> **Description of the task**
Reproduce the entries word for word, from the first entry through the line that contains "x-tick-label: 600 xyxy=(223,741,237,751)", including both ends.

> **Record list**
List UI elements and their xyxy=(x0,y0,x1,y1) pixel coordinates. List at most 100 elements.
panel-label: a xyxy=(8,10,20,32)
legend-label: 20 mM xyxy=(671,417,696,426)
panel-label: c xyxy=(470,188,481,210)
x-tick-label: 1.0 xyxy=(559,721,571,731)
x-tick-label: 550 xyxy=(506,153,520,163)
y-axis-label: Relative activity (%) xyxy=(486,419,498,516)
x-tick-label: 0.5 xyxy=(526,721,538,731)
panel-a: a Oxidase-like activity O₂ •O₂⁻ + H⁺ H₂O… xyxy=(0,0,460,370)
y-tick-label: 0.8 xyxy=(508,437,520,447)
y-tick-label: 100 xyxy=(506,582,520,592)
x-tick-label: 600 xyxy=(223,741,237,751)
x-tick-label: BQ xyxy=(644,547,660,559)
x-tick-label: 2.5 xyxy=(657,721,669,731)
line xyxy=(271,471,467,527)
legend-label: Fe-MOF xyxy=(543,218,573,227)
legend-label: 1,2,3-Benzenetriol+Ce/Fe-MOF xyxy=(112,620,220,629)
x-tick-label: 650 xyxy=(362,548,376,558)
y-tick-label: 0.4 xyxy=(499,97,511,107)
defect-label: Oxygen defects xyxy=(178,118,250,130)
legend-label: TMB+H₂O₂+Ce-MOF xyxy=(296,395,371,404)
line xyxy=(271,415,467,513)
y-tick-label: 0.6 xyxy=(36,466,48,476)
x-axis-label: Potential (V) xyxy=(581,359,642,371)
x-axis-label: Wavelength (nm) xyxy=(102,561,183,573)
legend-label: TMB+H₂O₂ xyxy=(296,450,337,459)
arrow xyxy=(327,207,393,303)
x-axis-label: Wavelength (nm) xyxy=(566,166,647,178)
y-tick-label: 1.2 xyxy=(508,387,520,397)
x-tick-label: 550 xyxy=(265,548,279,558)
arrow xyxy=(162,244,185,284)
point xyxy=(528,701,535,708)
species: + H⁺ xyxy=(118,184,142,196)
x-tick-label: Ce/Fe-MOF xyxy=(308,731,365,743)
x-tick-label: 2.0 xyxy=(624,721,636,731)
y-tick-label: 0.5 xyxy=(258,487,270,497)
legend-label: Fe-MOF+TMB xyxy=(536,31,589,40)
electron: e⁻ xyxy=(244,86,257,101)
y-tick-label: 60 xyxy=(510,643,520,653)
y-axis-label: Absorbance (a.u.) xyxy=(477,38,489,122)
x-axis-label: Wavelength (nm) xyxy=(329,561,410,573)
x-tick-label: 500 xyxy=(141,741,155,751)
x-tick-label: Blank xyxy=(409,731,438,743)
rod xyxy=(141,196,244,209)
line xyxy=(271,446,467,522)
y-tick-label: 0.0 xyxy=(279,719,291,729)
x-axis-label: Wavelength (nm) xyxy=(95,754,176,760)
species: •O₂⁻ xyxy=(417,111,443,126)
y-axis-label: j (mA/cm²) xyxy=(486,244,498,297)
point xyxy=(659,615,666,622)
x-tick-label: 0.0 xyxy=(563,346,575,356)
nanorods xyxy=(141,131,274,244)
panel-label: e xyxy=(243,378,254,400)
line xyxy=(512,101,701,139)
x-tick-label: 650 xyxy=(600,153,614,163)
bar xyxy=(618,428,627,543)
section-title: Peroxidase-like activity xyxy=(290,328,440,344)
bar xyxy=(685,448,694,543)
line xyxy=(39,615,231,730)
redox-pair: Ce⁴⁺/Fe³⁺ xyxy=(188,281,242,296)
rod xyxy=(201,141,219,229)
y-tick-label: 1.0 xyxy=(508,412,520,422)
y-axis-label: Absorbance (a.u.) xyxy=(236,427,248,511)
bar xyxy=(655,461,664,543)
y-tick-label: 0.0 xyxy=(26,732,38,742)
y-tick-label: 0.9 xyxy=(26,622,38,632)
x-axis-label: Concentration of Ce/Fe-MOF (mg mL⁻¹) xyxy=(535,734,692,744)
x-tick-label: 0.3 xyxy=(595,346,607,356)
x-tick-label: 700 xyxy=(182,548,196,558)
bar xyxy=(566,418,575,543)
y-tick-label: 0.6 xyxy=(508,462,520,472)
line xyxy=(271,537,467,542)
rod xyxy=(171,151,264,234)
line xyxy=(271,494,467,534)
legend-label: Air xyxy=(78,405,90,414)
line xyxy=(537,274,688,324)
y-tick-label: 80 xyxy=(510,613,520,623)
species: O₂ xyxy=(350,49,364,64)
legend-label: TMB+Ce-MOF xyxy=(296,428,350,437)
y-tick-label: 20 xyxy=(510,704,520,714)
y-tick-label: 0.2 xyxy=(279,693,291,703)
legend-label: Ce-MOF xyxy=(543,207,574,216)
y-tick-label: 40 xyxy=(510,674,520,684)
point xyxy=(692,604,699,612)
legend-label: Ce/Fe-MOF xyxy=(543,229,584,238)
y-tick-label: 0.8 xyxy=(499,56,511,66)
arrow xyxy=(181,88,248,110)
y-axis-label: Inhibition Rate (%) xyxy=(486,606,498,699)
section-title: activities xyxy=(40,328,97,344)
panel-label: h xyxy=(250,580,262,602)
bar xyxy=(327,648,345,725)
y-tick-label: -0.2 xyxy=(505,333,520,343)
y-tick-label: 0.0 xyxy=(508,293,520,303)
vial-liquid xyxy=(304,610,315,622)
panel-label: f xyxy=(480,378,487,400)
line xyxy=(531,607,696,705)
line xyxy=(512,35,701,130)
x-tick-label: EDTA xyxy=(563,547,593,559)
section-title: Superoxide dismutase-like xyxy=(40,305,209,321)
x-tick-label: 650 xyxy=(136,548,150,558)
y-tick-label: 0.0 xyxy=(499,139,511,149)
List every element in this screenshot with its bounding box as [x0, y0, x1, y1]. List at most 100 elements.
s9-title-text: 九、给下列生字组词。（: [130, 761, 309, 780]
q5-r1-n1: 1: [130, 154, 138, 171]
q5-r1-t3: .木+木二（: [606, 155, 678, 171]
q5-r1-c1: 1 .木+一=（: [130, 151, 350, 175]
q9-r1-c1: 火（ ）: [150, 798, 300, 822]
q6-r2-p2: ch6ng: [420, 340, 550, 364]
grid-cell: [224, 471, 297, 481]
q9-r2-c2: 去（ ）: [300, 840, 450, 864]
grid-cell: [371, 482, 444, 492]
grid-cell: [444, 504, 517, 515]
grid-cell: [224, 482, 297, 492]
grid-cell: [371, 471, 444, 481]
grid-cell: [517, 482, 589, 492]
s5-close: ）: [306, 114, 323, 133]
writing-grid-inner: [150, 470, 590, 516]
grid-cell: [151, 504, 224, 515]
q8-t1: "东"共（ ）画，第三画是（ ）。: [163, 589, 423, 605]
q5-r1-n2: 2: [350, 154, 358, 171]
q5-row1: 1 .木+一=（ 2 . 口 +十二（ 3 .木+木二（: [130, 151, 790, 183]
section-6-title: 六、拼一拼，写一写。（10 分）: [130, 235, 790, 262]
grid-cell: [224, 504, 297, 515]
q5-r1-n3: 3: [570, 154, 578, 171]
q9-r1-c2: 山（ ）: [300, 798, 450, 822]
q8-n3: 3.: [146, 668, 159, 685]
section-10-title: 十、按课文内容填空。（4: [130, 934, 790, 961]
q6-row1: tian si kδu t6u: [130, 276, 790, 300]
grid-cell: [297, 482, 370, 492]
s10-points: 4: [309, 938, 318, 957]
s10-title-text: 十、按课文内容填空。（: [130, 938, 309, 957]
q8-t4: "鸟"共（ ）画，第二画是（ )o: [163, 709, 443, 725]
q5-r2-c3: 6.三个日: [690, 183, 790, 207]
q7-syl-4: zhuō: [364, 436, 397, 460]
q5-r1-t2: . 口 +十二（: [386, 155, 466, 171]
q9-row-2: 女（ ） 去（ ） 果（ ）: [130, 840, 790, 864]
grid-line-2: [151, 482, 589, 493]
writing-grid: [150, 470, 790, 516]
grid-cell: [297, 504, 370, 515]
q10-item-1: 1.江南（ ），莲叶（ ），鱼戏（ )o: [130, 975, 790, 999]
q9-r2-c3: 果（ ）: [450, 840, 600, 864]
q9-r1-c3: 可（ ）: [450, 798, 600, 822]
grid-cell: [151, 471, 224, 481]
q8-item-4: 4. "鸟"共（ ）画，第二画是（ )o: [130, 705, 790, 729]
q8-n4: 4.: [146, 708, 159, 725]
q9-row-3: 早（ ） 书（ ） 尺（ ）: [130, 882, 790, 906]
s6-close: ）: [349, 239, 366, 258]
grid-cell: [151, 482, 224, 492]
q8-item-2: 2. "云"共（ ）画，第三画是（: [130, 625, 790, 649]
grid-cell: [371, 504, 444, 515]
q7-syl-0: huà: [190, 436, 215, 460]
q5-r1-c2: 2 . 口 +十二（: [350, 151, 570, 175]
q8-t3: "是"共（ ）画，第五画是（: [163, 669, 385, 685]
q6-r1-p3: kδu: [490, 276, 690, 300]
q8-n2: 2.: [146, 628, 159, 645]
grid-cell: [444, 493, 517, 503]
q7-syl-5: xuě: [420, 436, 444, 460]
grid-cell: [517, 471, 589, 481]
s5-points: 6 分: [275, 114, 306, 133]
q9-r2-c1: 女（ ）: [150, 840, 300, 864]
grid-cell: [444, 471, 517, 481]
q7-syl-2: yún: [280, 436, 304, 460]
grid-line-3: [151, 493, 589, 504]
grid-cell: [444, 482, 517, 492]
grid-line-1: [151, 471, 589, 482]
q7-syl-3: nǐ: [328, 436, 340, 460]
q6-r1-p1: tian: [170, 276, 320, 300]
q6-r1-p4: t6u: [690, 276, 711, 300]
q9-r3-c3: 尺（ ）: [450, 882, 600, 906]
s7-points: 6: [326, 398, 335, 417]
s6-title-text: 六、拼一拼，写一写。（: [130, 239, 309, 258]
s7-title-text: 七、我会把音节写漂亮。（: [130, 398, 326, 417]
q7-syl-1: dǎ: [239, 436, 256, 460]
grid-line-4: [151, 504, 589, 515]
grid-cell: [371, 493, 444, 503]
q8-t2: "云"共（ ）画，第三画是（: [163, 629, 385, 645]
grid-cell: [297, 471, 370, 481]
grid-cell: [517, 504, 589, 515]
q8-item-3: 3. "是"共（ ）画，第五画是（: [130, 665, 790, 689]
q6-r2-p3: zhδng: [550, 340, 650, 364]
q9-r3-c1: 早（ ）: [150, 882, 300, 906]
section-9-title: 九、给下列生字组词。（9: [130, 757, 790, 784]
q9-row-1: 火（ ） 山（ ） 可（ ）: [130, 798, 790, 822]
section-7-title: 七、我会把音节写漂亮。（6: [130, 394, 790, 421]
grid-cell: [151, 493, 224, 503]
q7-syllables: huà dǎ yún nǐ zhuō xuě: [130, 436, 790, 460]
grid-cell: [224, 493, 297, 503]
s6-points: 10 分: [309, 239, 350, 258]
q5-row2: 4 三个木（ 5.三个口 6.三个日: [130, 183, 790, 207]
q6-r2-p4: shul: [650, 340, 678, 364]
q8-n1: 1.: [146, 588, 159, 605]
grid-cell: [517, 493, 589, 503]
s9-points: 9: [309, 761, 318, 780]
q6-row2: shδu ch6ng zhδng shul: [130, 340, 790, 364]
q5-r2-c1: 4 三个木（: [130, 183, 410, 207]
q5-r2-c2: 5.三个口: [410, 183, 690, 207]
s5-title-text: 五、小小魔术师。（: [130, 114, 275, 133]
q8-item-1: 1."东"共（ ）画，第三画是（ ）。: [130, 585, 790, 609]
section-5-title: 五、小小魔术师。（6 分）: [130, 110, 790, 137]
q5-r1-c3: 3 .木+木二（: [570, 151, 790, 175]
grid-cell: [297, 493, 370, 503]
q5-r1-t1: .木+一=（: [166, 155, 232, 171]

> **Task result**
List UI elements and their xyxy=(x0,y0,x1,y1) pixel coordinates. List at most 100 elements.
panel-label: a xyxy=(8,10,20,32)
legend-label: 20 mM xyxy=(671,417,696,426)
panel-label: c xyxy=(470,188,481,210)
x-tick-label: 1.0 xyxy=(559,721,571,731)
x-tick-label: 550 xyxy=(506,153,520,163)
y-axis-label: Relative activity (%) xyxy=(486,419,498,516)
x-tick-label: 0.5 xyxy=(526,721,538,731)
panel-a: a Oxidase-like activity O₂ •O₂⁻ + H⁺ H₂O… xyxy=(0,0,460,370)
y-tick-label: 0.8 xyxy=(508,437,520,447)
y-tick-label: 100 xyxy=(506,582,520,592)
x-tick-label: 600 xyxy=(223,741,237,751)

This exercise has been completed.